[Start of STORED ROWS]

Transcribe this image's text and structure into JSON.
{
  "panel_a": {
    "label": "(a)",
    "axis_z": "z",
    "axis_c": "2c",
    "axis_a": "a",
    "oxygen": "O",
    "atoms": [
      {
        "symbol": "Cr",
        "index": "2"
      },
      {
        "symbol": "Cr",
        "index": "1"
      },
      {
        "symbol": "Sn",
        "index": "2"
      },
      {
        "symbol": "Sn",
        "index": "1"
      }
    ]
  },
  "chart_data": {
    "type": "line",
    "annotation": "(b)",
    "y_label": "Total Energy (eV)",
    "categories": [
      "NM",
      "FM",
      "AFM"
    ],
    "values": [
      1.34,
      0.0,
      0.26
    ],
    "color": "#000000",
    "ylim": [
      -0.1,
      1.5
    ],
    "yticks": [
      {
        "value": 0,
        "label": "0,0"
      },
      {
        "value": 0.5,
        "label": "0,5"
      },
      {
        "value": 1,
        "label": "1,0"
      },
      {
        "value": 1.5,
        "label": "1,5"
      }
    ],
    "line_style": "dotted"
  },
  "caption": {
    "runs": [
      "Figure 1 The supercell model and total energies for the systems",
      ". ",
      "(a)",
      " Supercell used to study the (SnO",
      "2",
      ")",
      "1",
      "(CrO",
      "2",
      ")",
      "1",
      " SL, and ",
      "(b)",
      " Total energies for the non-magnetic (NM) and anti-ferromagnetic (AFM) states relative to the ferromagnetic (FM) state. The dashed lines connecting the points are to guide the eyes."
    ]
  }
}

[End of STORED ROWS]
[Start of STORED ROWS]

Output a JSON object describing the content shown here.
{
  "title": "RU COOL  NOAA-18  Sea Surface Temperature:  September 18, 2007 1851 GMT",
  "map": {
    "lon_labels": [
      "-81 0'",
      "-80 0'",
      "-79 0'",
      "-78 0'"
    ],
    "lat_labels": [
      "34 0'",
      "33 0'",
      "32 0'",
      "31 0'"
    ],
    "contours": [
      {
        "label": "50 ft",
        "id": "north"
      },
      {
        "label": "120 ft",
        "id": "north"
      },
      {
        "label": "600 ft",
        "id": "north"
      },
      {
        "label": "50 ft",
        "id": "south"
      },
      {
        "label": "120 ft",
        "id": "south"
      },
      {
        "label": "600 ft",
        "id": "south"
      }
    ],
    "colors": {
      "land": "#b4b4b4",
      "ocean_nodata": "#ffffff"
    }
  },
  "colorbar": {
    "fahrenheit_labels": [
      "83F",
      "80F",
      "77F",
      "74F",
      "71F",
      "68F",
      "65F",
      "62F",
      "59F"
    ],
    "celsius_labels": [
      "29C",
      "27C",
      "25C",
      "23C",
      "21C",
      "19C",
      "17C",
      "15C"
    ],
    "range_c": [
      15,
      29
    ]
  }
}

[End of STORED ROWS]

» **TASK REQUIREMENTS**:
Using the records above, list each line that includes "JSON".

» **COMPLETED EXERCISE**:
Transcribe this image's text and structure into JSON.
Output a JSON object describing the content shown here.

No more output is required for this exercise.